Records from a data source —
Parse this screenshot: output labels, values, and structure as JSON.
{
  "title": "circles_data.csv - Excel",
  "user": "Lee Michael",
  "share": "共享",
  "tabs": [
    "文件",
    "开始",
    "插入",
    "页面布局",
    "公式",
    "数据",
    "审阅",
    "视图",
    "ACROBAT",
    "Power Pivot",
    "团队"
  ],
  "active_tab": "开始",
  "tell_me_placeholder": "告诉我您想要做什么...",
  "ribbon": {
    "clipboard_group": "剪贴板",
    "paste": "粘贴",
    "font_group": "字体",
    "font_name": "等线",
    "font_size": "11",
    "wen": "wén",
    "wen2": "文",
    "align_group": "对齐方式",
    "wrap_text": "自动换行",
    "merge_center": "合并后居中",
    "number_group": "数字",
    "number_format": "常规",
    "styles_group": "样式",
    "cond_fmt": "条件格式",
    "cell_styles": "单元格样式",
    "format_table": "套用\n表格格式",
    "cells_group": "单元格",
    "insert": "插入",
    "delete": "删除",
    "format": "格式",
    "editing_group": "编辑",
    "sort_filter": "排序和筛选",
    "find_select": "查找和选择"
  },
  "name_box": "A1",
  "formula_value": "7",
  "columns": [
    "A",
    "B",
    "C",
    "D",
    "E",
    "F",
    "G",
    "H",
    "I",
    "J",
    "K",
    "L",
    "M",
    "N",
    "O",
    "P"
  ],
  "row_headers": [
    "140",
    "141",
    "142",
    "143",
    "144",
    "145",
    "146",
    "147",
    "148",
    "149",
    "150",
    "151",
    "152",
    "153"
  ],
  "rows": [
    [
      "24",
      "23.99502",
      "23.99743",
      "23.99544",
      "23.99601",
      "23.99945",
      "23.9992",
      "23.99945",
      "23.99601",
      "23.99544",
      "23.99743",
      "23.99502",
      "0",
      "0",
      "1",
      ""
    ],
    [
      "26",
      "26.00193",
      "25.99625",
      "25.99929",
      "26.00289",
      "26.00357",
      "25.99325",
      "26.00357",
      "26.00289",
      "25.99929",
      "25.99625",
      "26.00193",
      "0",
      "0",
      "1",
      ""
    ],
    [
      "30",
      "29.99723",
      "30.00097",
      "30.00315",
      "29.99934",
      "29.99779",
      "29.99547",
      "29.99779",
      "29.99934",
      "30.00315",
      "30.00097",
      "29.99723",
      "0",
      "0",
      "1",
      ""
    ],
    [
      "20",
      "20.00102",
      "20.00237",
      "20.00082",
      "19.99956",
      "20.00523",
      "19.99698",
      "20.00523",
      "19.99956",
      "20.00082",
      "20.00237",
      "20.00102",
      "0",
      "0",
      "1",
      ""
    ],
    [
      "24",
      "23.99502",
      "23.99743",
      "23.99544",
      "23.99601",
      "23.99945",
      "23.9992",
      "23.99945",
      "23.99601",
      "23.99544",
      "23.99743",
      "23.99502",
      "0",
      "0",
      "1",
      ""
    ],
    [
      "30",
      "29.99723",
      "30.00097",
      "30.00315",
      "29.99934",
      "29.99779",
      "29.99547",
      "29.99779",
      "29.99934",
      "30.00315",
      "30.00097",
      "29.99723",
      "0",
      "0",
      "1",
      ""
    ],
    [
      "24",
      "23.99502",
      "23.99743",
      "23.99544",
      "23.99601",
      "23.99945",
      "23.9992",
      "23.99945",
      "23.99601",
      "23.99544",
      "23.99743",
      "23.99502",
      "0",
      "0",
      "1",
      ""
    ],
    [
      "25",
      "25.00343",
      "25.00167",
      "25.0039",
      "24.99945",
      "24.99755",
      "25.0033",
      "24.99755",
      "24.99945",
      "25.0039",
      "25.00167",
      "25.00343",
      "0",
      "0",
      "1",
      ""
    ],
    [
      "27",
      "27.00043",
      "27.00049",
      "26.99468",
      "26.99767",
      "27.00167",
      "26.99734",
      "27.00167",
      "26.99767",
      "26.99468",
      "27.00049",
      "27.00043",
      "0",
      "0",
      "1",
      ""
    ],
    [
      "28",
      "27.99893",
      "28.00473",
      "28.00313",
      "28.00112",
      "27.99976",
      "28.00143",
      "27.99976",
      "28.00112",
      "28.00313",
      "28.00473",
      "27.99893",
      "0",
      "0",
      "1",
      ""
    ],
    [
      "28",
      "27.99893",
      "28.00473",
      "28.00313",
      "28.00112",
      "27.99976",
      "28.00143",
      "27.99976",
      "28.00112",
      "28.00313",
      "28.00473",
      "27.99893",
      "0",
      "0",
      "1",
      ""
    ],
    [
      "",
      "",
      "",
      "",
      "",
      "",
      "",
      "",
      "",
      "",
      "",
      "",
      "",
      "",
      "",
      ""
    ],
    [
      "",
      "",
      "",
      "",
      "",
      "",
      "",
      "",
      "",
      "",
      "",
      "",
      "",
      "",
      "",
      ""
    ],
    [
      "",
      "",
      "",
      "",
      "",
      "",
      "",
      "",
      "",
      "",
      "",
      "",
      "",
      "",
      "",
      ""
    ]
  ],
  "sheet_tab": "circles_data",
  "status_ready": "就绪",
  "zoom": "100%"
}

What you should do — In full and verbatim, repeat the records given above.

Final result —
Parse this screenshot: output labels, values, and structure as JSON.
{
  "title": "circles_data.csv - Excel",
  "user": "Lee Michael",
  "share": "共享",
  "tabs": [
    "文件",
    "开始",
    "插入",
    "页面布局",
    "公式",
    "数据",
    "审阅",
    "视图",
    "ACROBAT",
    "Power Pivot",
    "团队"
  ],
  "active_tab": "开始",
  "tell_me_placeholder": "告诉我您想要做什么...",
  "ribbon": {
    "clipboard_group": "剪贴板",
    "paste": "粘贴",
    "font_group": "字体",
    "font_name": "等线",
    "font_size": "11",
    "wen": "wén",
    "wen2": "文",
    "align_group": "对齐方式",
    "wrap_text": "自动换行",
    "merge_center": "合并后居中",
    "number_group": "数字",
    "number_format": "常规",
    "styles_group": "样式",
    "cond_fmt": "条件格式",
    "cell_styles": "单元格样式",
    "format_table": "套用\n表格格式",
    "cells_group": "单元格",
    "insert": "插入",
    "delete": "删除",
    "format": "格式",
    "editing_group": "编辑",
    "sort_filter": "排序和筛选",
    "find_select": "查找和选择"
  },
  "name_box": "A1",
  "formula_value": "7",
  "columns": [
    "A",
    "B",
    "C",
    "D",
    "E",
    "F",
    "G",
    "H",
    "I",
    "J",
    "K",
    "L",
    "M",
    "N",
    "O",
    "P"
  ],
  "row_headers": [
    "140",
    "141",
    "142",
    "143",
    "144",
    "145",
    "146",
    "147",
    "148",
    "149",
    "150",
    "151",
    "152",
    "153"
  ],
  "rows": [
    [
      "24",
      "23.99502",
      "23.99743",
      "23.99544",
      "23.99601",
      "23.99945",
      "23.9992",
      "23.99945",
      "23.99601",
      "23.99544",
      "23.99743",
      "23.99502",
      "0",
      "0",
      "1",
      ""
    ],
    [
      "26",
      "26.00193",
      "25.99625",
      "25.99929",
      "26.00289",
      "26.00357",
      "25.99325",
      "26.00357",
      "26.00289",
      "25.99929",
      "25.99625",
      "26.00193",
      "0",
      "0",
      "1",
      ""
    ],
    [
      "30",
      "29.99723",
      "30.00097",
      "30.00315",
      "29.99934",
      "29.99779",
      "29.99547",
      "29.99779",
      "29.99934",
      "30.00315",
      "30.00097",
      "29.99723",
      "0",
      "0",
      "1",
      ""
    ],
    [
      "20",
      "20.00102",
      "20.00237",
      "20.00082",
      "19.99956",
      "20.00523",
      "19.99698",
      "20.00523",
      "19.99956",
      "20.00082",
      "20.00237",
      "20.00102",
      "0",
      "0",
      "1",
      ""
    ],
    [
      "24",
      "23.99502",
      "23.99743",
      "23.99544",
      "23.99601",
      "23.99945",
      "23.9992",
      "23.99945",
      "23.99601",
      "23.99544",
      "23.99743",
      "23.99502",
      "0",
      "0",
      "1",
      ""
    ],
    [
      "30",
      "29.99723",
      "30.00097",
      "30.00315",
      "29.99934",
      "29.99779",
      "29.99547",
      "29.99779",
      "29.99934",
      "30.00315",
      "30.00097",
      "29.99723",
      "0",
      "0",
      "1",
      ""
    ],
    [
      "24",
      "23.99502",
      "23.99743",
      "23.99544",
      "23.99601",
      "23.99945",
      "23.9992",
      "23.99945",
      "23.99601",
      "23.99544",
      "23.99743",
      "23.99502",
      "0",
      "0",
      "1",
      ""
    ],
    [
      "25",
      "25.00343",
      "25.00167",
      "25.0039",
      "24.99945",
      "24.99755",
      "25.0033",
      "24.99755",
      "24.99945",
      "25.0039",
      "25.00167",
      "25.00343",
      "0",
      "0",
      "1",
      ""
    ],
    [
      "27",
      "27.00043",
      "27.00049",
      "26.99468",
      "26.99767",
      "27.00167",
      "26.99734",
      "27.00167",
      "26.99767",
      "26.99468",
      "27.00049",
      "27.00043",
      "0",
      "0",
      "1",
      ""
    ],
    [
      "28",
      "27.99893",
      "28.00473",
      "28.00313",
      "28.00112",
      "27.99976",
      "28.00143",
      "27.99976",
      "28.00112",
      "28.00313",
      "28.00473",
      "27.99893",
      "0",
      "0",
      "1",
      ""
    ],
    [
      "28",
      "27.99893",
      "28.00473",
      "28.00313",
      "28.00112",
      "27.99976",
      "28.00143",
      "27.99976",
      "28.00112",
      "28.00313",
      "28.00473",
      "27.99893",
      "0",
      "0",
      "1",
      ""
    ],
    [
      "",
      "",
      "",
      "",
      "",
      "",
      "",
      "",
      "",
      "",
      "",
      "",
      "",
      "",
      "",
      ""
    ],
    [
      "",
      "",
      "",
      "",
      "",
      "",
      "",
      "",
      "",
      "",
      "",
      "",
      "",
      "",
      "",
      ""
    ],
    [
      "",
      "",
      "",
      "",
      "",
      "",
      "",
      "",
      "",
      "",
      "",
      "",
      "",
      "",
      "",
      ""
    ]
  ],
  "sheet_tab": "circles_data",
  "status_ready": "就绪",
  "zoom": "100%"
}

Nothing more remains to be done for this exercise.